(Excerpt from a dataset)
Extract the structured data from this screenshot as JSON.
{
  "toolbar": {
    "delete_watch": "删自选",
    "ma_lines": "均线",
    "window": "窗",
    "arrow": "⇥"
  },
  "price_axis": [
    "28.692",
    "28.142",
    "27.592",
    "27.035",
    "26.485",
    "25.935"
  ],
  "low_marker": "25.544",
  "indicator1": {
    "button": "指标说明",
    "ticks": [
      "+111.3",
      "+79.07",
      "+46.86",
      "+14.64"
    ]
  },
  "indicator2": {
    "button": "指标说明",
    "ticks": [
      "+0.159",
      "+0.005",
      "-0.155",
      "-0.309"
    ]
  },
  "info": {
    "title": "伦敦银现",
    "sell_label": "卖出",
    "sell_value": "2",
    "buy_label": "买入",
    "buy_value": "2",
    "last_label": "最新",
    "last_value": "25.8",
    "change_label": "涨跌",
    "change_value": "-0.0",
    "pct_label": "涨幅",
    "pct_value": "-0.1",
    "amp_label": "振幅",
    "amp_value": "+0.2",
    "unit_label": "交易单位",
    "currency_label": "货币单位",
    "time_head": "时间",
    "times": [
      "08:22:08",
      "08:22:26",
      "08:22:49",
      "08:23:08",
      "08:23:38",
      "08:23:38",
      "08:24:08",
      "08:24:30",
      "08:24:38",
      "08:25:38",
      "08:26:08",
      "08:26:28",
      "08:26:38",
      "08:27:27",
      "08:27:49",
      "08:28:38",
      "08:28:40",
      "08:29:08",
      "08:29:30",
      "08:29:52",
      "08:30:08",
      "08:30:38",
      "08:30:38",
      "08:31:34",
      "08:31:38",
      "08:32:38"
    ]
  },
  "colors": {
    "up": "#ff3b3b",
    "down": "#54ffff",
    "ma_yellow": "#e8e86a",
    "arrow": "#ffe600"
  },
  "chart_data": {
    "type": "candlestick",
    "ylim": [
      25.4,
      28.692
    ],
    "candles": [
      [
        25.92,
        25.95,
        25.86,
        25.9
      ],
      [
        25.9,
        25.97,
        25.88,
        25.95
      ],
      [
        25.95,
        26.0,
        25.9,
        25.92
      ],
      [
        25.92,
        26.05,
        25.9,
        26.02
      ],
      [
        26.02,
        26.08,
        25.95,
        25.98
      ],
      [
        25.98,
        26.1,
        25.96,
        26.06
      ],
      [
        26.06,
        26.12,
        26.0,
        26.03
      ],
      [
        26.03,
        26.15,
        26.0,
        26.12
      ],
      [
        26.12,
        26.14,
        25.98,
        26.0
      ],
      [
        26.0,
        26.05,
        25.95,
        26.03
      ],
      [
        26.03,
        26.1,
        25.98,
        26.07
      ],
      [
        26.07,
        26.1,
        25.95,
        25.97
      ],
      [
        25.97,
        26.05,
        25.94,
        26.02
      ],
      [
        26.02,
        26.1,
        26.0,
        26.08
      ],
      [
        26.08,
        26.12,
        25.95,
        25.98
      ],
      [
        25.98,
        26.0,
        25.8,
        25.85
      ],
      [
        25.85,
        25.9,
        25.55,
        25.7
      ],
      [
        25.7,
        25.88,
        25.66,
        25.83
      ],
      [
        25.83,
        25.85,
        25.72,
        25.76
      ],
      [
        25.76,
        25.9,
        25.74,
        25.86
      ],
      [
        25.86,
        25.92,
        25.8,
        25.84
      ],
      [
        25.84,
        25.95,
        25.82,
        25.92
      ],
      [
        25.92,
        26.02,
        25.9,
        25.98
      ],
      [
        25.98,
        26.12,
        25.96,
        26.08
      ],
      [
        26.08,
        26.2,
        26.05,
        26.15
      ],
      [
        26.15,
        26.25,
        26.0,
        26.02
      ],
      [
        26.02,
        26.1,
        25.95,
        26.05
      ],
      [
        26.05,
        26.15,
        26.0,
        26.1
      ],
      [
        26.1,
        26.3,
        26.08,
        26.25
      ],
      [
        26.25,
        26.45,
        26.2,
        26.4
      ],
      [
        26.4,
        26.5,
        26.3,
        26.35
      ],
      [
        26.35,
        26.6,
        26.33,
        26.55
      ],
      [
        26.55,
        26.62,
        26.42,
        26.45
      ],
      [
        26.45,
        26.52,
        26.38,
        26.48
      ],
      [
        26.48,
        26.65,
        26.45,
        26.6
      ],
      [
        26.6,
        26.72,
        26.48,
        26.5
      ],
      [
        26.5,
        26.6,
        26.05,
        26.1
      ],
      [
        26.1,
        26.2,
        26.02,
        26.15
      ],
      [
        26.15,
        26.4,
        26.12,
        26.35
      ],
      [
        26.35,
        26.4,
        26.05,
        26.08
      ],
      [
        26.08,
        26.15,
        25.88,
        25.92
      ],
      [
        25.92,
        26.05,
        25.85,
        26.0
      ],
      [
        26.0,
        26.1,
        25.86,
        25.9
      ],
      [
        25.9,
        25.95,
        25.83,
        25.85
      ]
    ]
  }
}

» **Exercise requirements**
Transcribe every entry exactly, omitting nothing.

» **Response to this exercise**
Extract the structured data from this screenshot as JSON.
{
  "toolbar": {
    "delete_watch": "删自选",
    "ma_lines": "均线",
    "window": "窗",
    "arrow": "⇥"
  },
  "price_axis": [
    "28.692",
    "28.142",
    "27.592",
    "27.035",
    "26.485",
    "25.935"
  ],
  "low_marker": "25.544",
  "indicator1": {
    "button": "指标说明",
    "ticks": [
      "+111.3",
      "+79.07",
      "+46.86",
      "+14.64"
    ]
  },
  "indicator2": {
    "button": "指标说明",
    "ticks": [
      "+0.159",
      "+0.005",
      "-0.155",
      "-0.309"
    ]
  },
  "info": {
    "title": "伦敦银现",
    "sell_label": "卖出",
    "sell_value": "2",
    "buy_label": "买入",
    "buy_value": "2",
    "last_label": "最新",
    "last_value": "25.8",
    "change_label": "涨跌",
    "change_value": "-0.0",
    "pct_label": "涨幅",
    "pct_value": "-0.1",
    "amp_label": "振幅",
    "amp_value": "+0.2",
    "unit_label": "交易单位",
    "currency_label": "货币单位",
    "time_head": "时间",
    "times": [
      "08:22:08",
      "08:22:26",
      "08:22:49",
      "08:23:08",
      "08:23:38",
      "08:23:38",
      "08:24:08",
      "08:24:30",
      "08:24:38",
      "08:25:38",
      "08:26:08",
      "08:26:28",
      "08:26:38",
      "08:27:27",
      "08:27:49",
      "08:28:38",
      "08:28:40",
      "08:29:08",
      "08:29:30",
      "08:29:52",
      "08:30:08",
      "08:30:38",
      "08:30:38",
      "08:31:34",
      "08:31:38",
      "08:32:38"
    ]
  },
  "colors": {
    "up": "#ff3b3b",
    "down": "#54ffff",
    "ma_yellow": "#e8e86a",
    "arrow": "#ffe600"
  },
  "chart_data": {
    "type": "candlestick",
    "ylim": [
      25.4,
      28.692
    ],
    "candles": [
      [
        25.92,
        25.95,
        25.86,
        25.9
      ],
      [
        25.9,
        25.97,
        25.88,
        25.95
      ],
      [
        25.95,
        26.0,
        25.9,
        25.92
      ],
      [
        25.92,
        26.05,
        25.9,
        26.02
      ],
      [
        26.02,
        26.08,
        25.95,
        25.98
      ],
      [
        25.98,
        26.1,
        25.96,
        26.06
      ],
      [
        26.06,
        26.12,
        26.0,
        26.03
      ],
      [
        26.03,
        26.15,
        26.0,
        26.12
      ],
      [
        26.12,
        26.14,
        25.98,
        26.0
      ],
      [
        26.0,
        26.05,
        25.95,
        26.03
      ],
      [
        26.03,
        26.1,
        25.98,
        26.07
      ],
      [
        26.07,
        26.1,
        25.95,
        25.97
      ],
      [
        25.97,
        26.05,
        25.94,
        26.02
      ],
      [
        26.02,
        26.1,
        26.0,
        26.08
      ],
      [
        26.08,
        26.12,
        25.95,
        25.98
      ],
      [
        25.98,
        26.0,
        25.8,
        25.85
      ],
      [
        25.85,
        25.9,
        25.55,
        25.7
      ],
      [
        25.7,
        25.88,
        25.66,
        25.83
      ],
      [
        25.83,
        25.85,
        25.72,
        25.76
      ],
      [
        25.76,
        25.9,
        25.74,
        25.86
      ],
      [
        25.86,
        25.92,
        25.8,
        25.84
      ],
      [
        25.84,
        25.95,
        25.82,
        25.92
      ],
      [
        25.92,
        26.02,
        25.9,
        25.98
      ],
      [
        25.98,
        26.12,
        25.96,
        26.08
      ],
      [
        26.08,
        26.2,
        26.05,
        26.15
      ],
      [
        26.15,
        26.25,
        26.0,
        26.02
      ],
      [
        26.02,
        26.1,
        25.95,
        26.05
      ],
      [
        26.05,
        26.15,
        26.0,
        26.1
      ],
      [
        26.1,
        26.3,
        26.08,
        26.25
      ],
      [
        26.25,
        26.45,
        26.2,
        26.4
      ],
      [
        26.4,
        26.5,
        26.3,
        26.35
      ],
      [
        26.35,
        26.6,
        26.33,
        26.55
      ],
      [
        26.55,
        26.62,
        26.42,
        26.45
      ],
      [
        26.45,
        26.52,
        26.38,
        26.48
      ],
      [
        26.48,
        26.65,
        26.45,
        26.6
      ],
      [
        26.6,
        26.72,
        26.48,
        26.5
      ],
      [
        26.5,
        26.6,
        26.05,
        26.1
      ],
      [
        26.1,
        26.2,
        26.02,
        26.15
      ],
      [
        26.15,
        26.4,
        26.12,
        26.35
      ],
      [
        26.35,
        26.4,
        26.05,
        26.08
      ],
      [
        26.08,
        26.15,
        25.88,
        25.92
      ],
      [
        25.92,
        26.05,
        25.85,
        26.0
      ],
      [
        26.0,
        26.1,
        25.86,
        25.9
      ],
      [
        25.9,
        25.95,
        25.83,
        25.85
      ]
    ]
  }
}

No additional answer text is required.